EXCERPTED RECORDS:
* * *
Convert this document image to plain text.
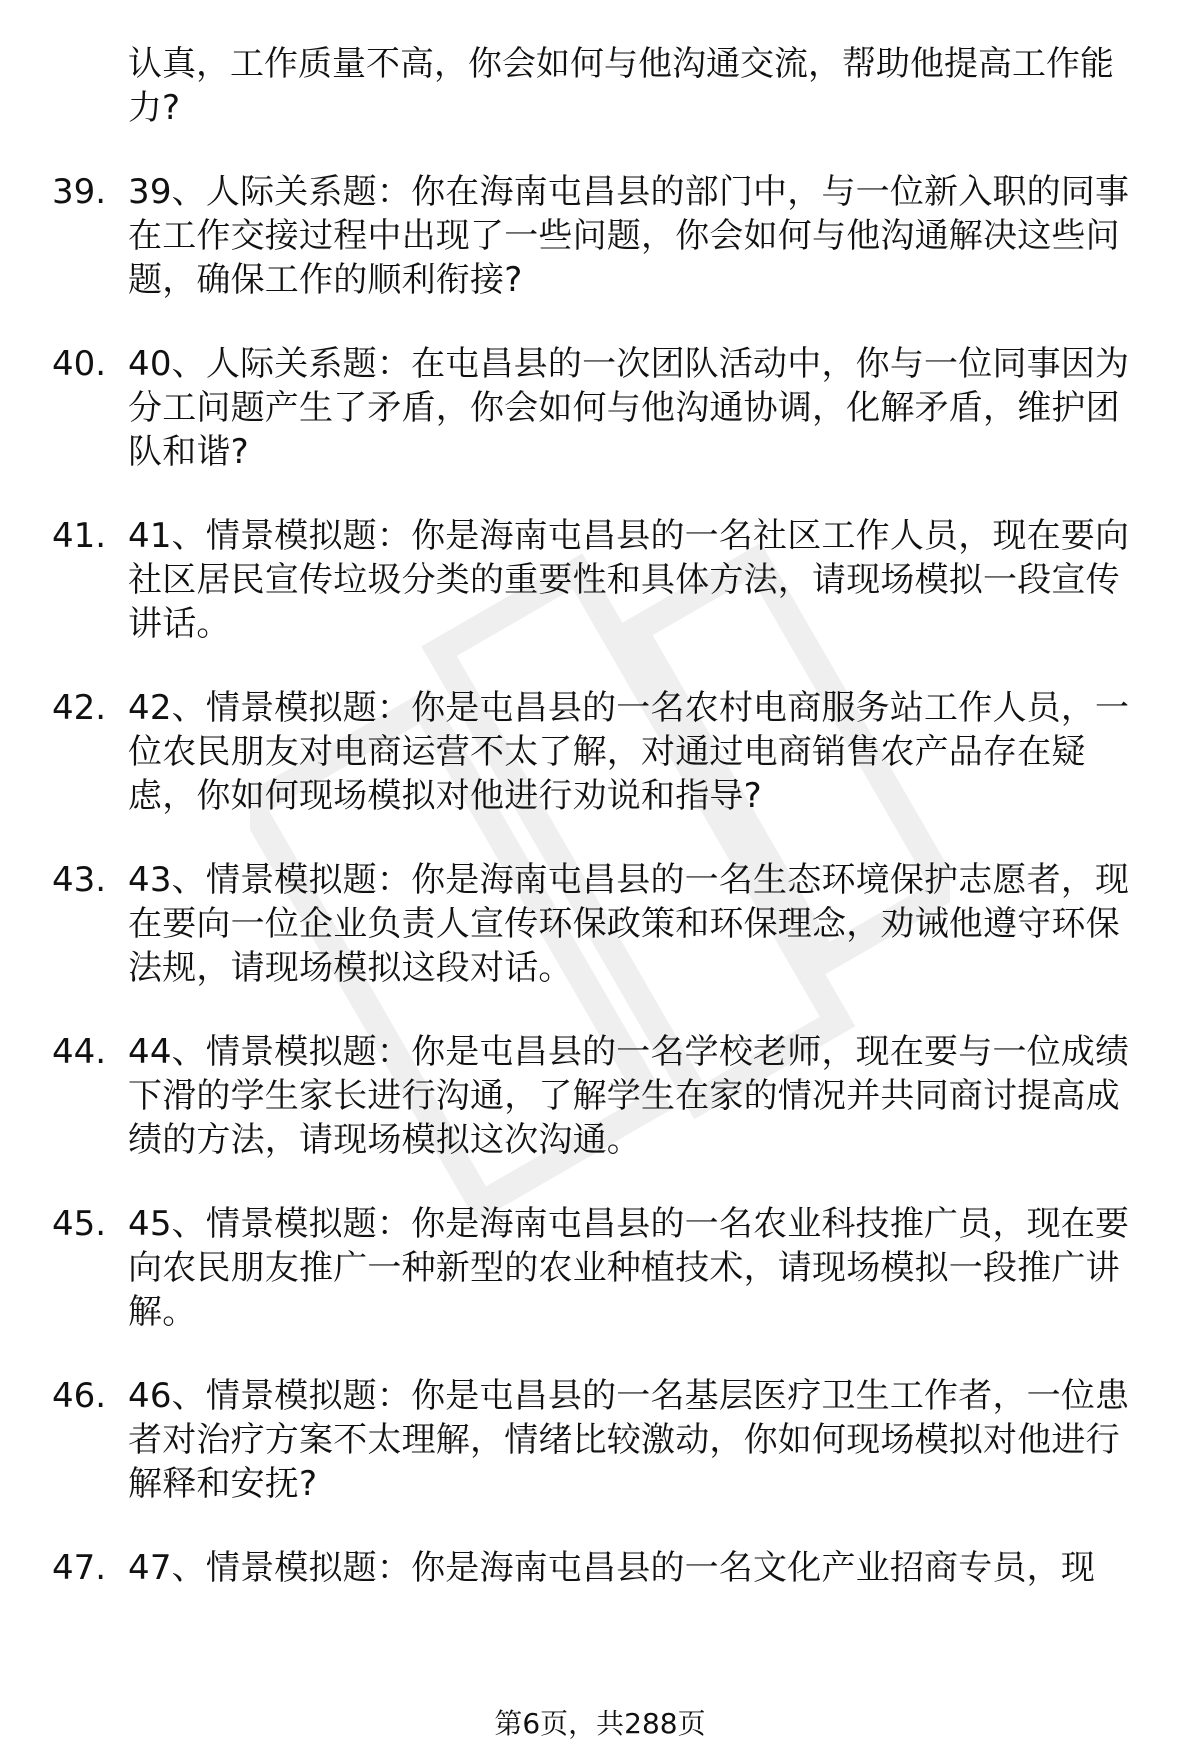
认真，工作质量不高，你会如何与他沟通交流，帮助他提高工作能力?
39. 39、人际关系题：你在海南屯昌县的部门中，与一位新入职的同事在工作交接过程中出现了一些问题，你会如何与他沟通解决这些问题，确保工作的顺利衔接?
40. 40、人际关系题：在屯昌县的一次团队活动中，你与一位同事因为分工问题产生了矛盾，你会如何与他沟通协调，化解矛盾，维护团队和谐?
41. 41、情景模拟题：你是海南屯昌县的一名社区工作人员，现在要向社区居民宣传垃圾分类的重要性和具体方法，请现场模拟一段宣传讲话。
42. 42、情景模拟题：你是屯昌县的一名农村电商服务站工作人员，一位农民朋友对电商运营不太了解，对通过电商销售农产品存在疑虑，你如何现场模拟对他进行劝说和指导?
43. 43、情景模拟题：你是海南屯昌县的一名生态环境保护志愿者，现在要向一位企业负责人宣传环保政策和环保理念，劝诫他遵守环保法规，请现场模拟这段对话。
44. 44、情景模拟题：你是屯昌县的一名学校老师，现在要与一位成绩下滑的学生家长进行沟通，了解学生在家的情况并共同商讨提高成绩的方法，请现场模拟这次沟通。
45. 45、情景模拟题：你是海南屯昌县的一名农业科技推广员，现在要向农民朋友推广一种新型的农业种植技术，请现场模拟一段推广讲解。
46. 46、情景模拟题：你是屯昌县的一名基层医疗卫生工作者，一位患者对治疗方案不太理解，情绪比较激动，你如何现场模拟对他进行解释和安抚?
47. 47、情景模拟题：你是海南屯昌县的一名文化产业招商专员，现
第6页，共288页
* * *
What is the number of lines containing "人际关系题"? Give that number only.

2